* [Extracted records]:
((

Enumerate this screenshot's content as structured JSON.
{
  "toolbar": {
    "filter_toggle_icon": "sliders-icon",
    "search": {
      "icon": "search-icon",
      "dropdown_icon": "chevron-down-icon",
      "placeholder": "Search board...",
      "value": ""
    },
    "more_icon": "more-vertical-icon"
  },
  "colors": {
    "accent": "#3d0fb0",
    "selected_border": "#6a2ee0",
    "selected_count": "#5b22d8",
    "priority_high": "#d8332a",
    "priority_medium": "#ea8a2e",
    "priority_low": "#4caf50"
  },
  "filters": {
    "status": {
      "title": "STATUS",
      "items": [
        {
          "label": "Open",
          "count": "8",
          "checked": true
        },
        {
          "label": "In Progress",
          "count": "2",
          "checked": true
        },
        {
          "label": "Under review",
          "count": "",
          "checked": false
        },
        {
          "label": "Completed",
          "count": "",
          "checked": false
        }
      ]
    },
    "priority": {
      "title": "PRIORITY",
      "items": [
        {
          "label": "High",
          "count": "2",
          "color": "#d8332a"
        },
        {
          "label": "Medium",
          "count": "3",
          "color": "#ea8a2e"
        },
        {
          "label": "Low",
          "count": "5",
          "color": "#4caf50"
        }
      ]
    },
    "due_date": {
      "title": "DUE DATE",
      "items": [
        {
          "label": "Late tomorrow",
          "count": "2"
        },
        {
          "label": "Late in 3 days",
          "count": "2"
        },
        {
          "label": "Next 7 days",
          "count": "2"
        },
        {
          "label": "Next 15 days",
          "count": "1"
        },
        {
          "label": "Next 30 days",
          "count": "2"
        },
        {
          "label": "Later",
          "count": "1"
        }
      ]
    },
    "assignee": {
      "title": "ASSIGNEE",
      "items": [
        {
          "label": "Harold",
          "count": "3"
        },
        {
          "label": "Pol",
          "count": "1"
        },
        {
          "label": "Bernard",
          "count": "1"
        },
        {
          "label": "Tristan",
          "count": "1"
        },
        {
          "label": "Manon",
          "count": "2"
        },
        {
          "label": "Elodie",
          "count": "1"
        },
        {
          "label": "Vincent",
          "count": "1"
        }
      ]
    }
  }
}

))

Print all of the entries exactly as they appear.

Enumerate this screenshot's content as structured JSON.
{
  "toolbar": {
    "filter_toggle_icon": "sliders-icon",
    "search": {
      "icon": "search-icon",
      "dropdown_icon": "chevron-down-icon",
      "placeholder": "Search board...",
      "value": ""
    },
    "more_icon": "more-vertical-icon"
  },
  "colors": {
    "accent": "#3d0fb0",
    "selected_border": "#6a2ee0",
    "selected_count": "#5b22d8",
    "priority_high": "#d8332a",
    "priority_medium": "#ea8a2e",
    "priority_low": "#4caf50"
  },
  "filters": {
    "status": {
      "title": "STATUS",
      "items": [
        {
          "label": "Open",
          "count": "8",
          "checked": true
        },
        {
          "label": "In Progress",
          "count": "2",
          "checked": true
        },
        {
          "label": "Under review",
          "count": "",
          "checked": false
        },
        {
          "label": "Completed",
          "count": "",
          "checked": false
        }
      ]
    },
    "priority": {
      "title": "PRIORITY",
      "items": [
        {
          "label": "High",
          "count": "2",
          "color": "#d8332a"
        },
        {
          "label": "Medium",
          "count": "3",
          "color": "#ea8a2e"
        },
        {
          "label": "Low",
          "count": "5",
          "color": "#4caf50"
        }
      ]
    },
    "due_date": {
      "title": "DUE DATE",
      "items": [
        {
          "label": "Late tomorrow",
          "count": "2"
        },
        {
          "label": "Late in 3 days",
          "count": "2"
        },
        {
          "label": "Next 7 days",
          "count": "2"
        },
        {
          "label": "Next 15 days",
          "count": "1"
        },
        {
          "label": "Next 30 days",
          "count": "2"
        },
        {
          "label": "Later",
          "count": "1"
        }
      ]
    },
    "assignee": {
      "title": "ASSIGNEE",
      "items": [
        {
          "label": "Harold",
          "count": "3"
        },
        {
          "label": "Pol",
          "count": "1"
        },
        {
          "label": "Bernard",
          "count": "1"
        },
        {
          "label": "Tristan",
          "count": "1"
        },
        {
          "label": "Manon",
          "count": "2"
        },
        {
          "label": "Elodie",
          "count": "1"
        },
        {
          "label": "Vincent",
          "count": "1"
        }
      ]
    }
  }
}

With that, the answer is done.